> **Given problem**: Repeat the listing in full, exactly as it stands.

═════ Information given

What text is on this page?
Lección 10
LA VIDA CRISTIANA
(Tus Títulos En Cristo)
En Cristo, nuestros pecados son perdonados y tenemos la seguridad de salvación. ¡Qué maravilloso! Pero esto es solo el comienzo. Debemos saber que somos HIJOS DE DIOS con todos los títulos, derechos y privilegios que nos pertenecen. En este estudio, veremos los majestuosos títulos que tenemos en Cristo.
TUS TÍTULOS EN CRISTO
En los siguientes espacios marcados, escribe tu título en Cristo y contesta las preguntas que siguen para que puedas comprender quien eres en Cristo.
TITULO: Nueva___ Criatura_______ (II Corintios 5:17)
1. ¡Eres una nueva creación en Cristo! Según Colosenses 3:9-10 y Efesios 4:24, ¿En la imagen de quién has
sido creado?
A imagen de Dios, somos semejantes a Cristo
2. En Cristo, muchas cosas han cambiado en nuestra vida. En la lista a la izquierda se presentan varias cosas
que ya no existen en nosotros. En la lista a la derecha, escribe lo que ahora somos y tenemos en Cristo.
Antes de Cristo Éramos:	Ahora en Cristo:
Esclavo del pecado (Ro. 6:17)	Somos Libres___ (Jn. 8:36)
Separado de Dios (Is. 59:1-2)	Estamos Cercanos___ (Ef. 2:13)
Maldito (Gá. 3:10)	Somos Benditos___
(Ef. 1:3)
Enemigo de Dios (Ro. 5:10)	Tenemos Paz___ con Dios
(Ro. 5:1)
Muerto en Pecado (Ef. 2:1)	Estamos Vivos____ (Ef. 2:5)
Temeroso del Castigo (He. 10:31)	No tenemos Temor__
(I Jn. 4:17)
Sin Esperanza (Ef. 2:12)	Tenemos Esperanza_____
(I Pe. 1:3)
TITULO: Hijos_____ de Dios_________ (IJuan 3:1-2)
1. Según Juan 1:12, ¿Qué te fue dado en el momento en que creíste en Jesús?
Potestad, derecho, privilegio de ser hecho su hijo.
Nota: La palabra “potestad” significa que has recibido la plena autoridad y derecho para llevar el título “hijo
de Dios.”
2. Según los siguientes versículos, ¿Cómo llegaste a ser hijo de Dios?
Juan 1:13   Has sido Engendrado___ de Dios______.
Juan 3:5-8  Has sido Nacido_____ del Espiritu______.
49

══════════

> **Expected output**:
What text is on this page?
Lección 10
LA VIDA CRISTIANA
(Tus Títulos En Cristo)
En Cristo, nuestros pecados son perdonados y tenemos la seguridad de salvación. ¡Qué maravilloso! Pero esto es solo el comienzo. Debemos saber que somos HIJOS DE DIOS con todos los títulos, derechos y privilegios que nos pertenecen. En este estudio, veremos los majestuosos títulos que tenemos en Cristo.
TUS TÍTULOS EN CRISTO
En los siguientes espacios marcados, escribe tu título en Cristo y contesta las preguntas que siguen para que puedas comprender quien eres en Cristo.
TITULO: Nueva___ Criatura_______ (II Corintios 5:17)
1. ¡Eres una nueva creación en Cristo! Según Colosenses 3:9-10 y Efesios 4:24, ¿En la imagen de quién has
sido creado?
A imagen de Dios, somos semejantes a Cristo
2. En Cristo, muchas cosas han cambiado en nuestra vida. En la lista a la izquierda se presentan varias cosas
que ya no existen en nosotros. En la lista a la derecha, escribe lo que ahora somos y tenemos en Cristo.
Antes de Cristo Éramos:	Ahora en Cristo:
Esclavo del pecado (Ro. 6:17)	Somos Libres___ (Jn. 8:36)
Separado de Dios (Is. 59:1-2)	Estamos Cercanos___ (Ef. 2:13)
Maldito (Gá. 3:10)	Somos Benditos___
(Ef. 1:3)
Enemigo de Dios (Ro. 5:10)	Tenemos Paz___ con Dios
(Ro. 5:1)
Muerto en Pecado (Ef. 2:1)	Estamos Vivos____ (Ef. 2:5)
Temeroso del Castigo (He. 10:31)	No tenemos Temor__
(I Jn. 4:17)
Sin Esperanza (Ef. 2:12)	Tenemos Esperanza_____
(I Pe. 1:3)
TITULO: Hijos_____ de Dios_________ (IJuan 3:1-2)
1. Según Juan 1:12, ¿Qué te fue dado en el momento en que creíste en Jesús?
Potestad, derecho, privilegio de ser hecho su hijo.
Nota: La palabra “potestad” significa que has recibido la plena autoridad y derecho para llevar el título “hijo
de Dios.”
2. Según los siguientes versículos, ¿Cómo llegaste a ser hijo de Dios?
Juan 1:13   Has sido Engendrado___ de Dios______.
Juan 3:5-8  Has sido Nacido_____ del Espiritu______.
49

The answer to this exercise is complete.